DO THIS: Skip the images and copy each record exactly as written.

[Collected data entries]

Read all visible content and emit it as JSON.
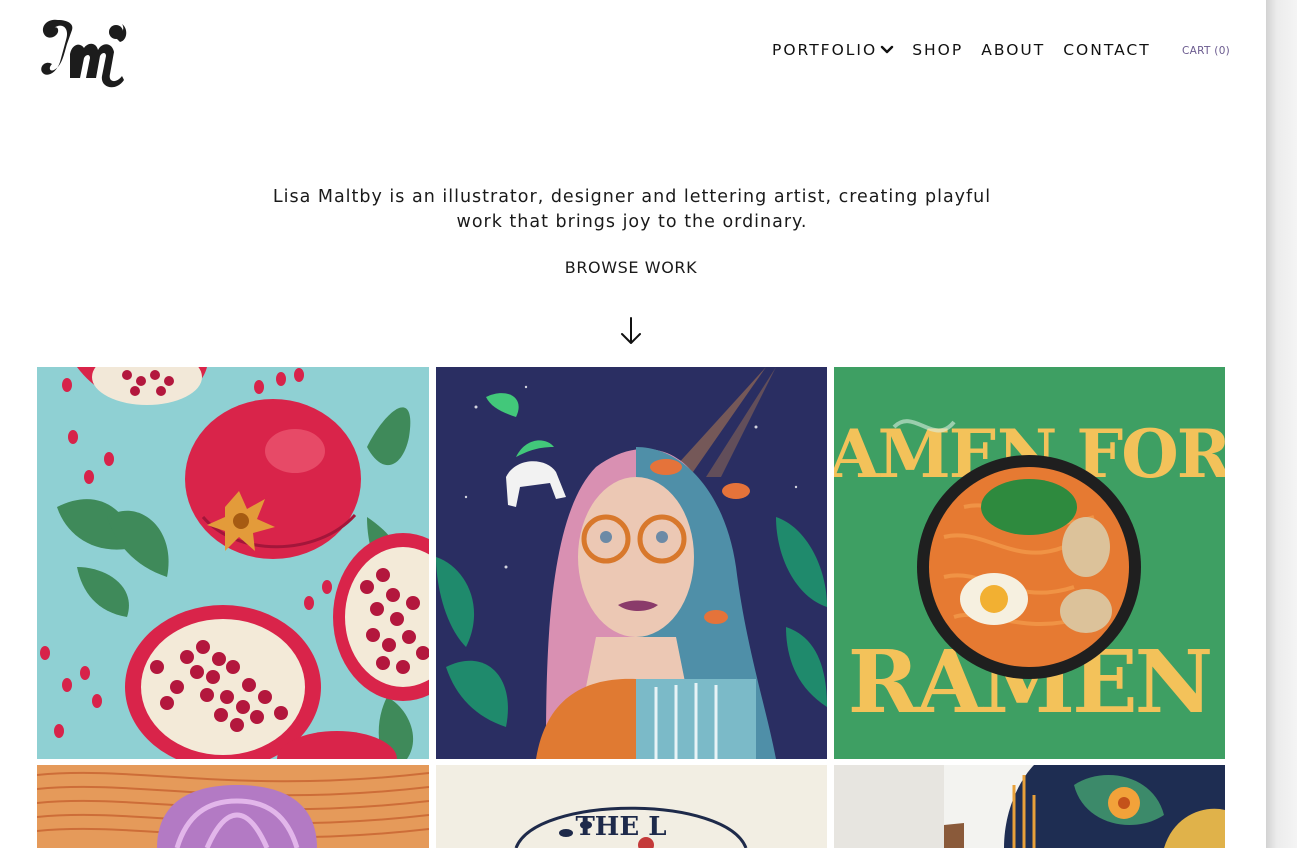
{
  "site": {
    "logo_text": "lm"
  },
  "nav": {
    "items": [
      {
        "label": "PORTFOLIO"
      },
      {
        "label": "SHOP"
      },
      {
        "label": "ABOUT"
      },
      {
        "label": "CONTACT"
      }
    ],
    "cart_label": "CART (0)"
  },
  "intro": {
    "text": "Lisa Maltby is an illustrator, designer and lettering artist, creating playful work that brings joy to the ordinary.",
    "browse_label": "BROWSE WORK"
  },
  "grid": {
    "tile3_text_top": "AMEN FOR",
    "tile3_text_bottom": "RAMEN",
    "tile5_text": "THE L"
  },
  "colors": {
    "accent": "#6b5b8f",
    "tile_pomegranate_bg": "#8fcfd2",
    "tile_portrait_bg": "#2a2f63",
    "tile_ramen_bg": "#3d9f63",
    "tile_ramen_text": "#f3c25a"
  }
}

FINISHED ANSWER:
Read all visible content and emit it as JSON.
{
  "site": {
    "logo_text": "lm"
  },
  "nav": {
    "items": [
      {
        "label": "PORTFOLIO"
      },
      {
        "label": "SHOP"
      },
      {
        "label": "ABOUT"
      },
      {
        "label": "CONTACT"
      }
    ],
    "cart_label": "CART (0)"
  },
  "intro": {
    "text": "Lisa Maltby is an illustrator, designer and lettering artist, creating playful work that brings joy to the ordinary.",
    "browse_label": "BROWSE WORK"
  },
  "grid": {
    "tile3_text_top": "AMEN FOR",
    "tile3_text_bottom": "RAMEN",
    "tile5_text": "THE L"
  },
  "colors": {
    "accent": "#6b5b8f",
    "tile_pomegranate_bg": "#8fcfd2",
    "tile_portrait_bg": "#2a2f63",
    "tile_ramen_bg": "#3d9f63",
    "tile_ramen_text": "#f3c25a"
  }
}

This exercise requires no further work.